Show all lines from the data that include the word "你认为自己的优势和劣势是什么".

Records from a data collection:
========================================

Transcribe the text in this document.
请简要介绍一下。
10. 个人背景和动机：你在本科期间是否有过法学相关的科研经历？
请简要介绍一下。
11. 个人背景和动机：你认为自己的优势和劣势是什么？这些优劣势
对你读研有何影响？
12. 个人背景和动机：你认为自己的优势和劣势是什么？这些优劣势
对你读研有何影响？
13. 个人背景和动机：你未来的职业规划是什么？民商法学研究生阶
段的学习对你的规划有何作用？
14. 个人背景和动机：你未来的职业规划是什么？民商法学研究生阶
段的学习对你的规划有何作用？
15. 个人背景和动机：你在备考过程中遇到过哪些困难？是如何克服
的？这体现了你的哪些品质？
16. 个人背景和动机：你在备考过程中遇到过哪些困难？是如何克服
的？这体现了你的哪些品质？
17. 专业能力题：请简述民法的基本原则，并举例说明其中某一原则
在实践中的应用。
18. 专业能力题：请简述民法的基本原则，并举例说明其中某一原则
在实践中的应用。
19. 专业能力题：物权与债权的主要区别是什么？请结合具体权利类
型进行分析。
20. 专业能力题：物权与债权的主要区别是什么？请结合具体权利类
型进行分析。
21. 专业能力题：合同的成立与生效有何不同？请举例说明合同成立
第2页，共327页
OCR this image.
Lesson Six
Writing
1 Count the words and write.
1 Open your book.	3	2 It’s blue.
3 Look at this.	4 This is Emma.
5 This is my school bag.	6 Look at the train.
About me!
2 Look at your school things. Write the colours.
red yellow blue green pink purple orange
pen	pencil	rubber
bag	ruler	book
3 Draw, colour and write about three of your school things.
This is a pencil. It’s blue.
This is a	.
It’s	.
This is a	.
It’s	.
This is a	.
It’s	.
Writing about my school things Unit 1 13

========================================

◆ **Result for this exercise**
11. 个人背景和动机：你认为自己的优势和劣势是什么？这些优劣势
12. 个人背景和动机：你认为自己的优势和劣势是什么？这些优劣势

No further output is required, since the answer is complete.